WHAT YOU SHOULD DO » Select all lines holding the word "this" from the entries that follow.

>> Begin EXTRACTED INFORMATION

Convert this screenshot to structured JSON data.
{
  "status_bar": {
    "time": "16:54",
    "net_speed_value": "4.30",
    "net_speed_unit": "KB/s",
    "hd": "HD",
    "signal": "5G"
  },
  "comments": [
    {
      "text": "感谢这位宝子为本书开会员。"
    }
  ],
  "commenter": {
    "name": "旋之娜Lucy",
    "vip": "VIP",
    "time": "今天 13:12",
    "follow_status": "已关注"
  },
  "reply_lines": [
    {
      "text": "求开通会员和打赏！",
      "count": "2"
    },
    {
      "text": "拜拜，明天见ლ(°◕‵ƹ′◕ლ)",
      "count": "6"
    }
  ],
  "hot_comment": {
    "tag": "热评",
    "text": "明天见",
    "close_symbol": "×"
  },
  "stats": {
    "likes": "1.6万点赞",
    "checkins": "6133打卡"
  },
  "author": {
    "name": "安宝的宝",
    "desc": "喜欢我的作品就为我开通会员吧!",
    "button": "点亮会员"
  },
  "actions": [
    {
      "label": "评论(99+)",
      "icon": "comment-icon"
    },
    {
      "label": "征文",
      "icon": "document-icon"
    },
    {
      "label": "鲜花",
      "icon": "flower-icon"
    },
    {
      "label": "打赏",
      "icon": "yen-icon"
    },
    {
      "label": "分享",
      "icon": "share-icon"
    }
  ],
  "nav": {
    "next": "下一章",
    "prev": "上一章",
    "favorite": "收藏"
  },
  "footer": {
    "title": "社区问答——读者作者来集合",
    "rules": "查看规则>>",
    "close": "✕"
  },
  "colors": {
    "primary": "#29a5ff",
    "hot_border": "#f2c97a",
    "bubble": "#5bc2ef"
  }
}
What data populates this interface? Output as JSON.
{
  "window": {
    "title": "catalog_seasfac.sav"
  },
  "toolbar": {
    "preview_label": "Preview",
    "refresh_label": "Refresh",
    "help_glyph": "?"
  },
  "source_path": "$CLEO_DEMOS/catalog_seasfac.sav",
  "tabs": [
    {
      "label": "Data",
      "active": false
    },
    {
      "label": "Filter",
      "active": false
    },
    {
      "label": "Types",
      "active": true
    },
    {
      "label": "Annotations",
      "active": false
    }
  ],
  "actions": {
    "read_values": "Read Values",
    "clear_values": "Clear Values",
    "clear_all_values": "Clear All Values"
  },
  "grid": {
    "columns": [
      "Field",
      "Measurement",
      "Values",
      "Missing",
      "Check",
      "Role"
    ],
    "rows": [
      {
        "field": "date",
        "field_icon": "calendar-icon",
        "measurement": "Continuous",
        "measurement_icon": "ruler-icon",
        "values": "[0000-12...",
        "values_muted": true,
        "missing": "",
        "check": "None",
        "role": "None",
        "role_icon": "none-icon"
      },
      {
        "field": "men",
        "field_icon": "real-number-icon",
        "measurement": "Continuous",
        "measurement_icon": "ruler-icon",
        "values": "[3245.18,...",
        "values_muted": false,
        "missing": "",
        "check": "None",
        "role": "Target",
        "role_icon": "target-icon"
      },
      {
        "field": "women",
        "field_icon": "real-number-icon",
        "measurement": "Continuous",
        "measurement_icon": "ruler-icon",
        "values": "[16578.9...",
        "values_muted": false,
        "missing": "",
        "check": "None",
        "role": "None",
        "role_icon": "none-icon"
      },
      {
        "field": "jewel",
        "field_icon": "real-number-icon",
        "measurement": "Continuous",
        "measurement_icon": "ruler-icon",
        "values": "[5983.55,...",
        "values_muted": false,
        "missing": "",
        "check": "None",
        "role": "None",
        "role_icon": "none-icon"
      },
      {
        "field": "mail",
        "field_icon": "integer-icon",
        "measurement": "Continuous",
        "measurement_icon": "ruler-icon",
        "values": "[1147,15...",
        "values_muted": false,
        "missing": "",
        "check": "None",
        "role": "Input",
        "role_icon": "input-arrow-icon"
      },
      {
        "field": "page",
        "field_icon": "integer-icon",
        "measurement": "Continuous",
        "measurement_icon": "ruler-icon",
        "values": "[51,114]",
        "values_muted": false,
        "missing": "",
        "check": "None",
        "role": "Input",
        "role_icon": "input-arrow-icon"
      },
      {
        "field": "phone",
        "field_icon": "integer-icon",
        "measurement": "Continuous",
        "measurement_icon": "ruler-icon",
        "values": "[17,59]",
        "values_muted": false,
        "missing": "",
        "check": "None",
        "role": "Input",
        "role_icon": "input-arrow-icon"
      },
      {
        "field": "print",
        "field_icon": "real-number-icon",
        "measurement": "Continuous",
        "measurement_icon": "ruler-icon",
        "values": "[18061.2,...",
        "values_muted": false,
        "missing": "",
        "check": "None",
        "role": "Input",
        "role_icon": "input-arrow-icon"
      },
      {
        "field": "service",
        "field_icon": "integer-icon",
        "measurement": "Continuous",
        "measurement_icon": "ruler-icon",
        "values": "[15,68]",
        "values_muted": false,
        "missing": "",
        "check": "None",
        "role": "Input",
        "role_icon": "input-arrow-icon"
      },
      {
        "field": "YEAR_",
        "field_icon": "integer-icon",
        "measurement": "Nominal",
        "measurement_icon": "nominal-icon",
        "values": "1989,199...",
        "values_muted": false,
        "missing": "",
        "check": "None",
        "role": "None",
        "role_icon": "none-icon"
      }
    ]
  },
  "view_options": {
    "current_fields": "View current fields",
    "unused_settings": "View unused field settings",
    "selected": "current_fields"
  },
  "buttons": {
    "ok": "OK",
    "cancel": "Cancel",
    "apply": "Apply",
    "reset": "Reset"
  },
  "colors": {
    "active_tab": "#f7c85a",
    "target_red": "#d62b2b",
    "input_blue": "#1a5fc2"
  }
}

>> End EXTRACTED INFORMATION

RESPONSE BELOW »
Convert this screenshot to structured JSON data.
What data populates this interface? Output as JSON.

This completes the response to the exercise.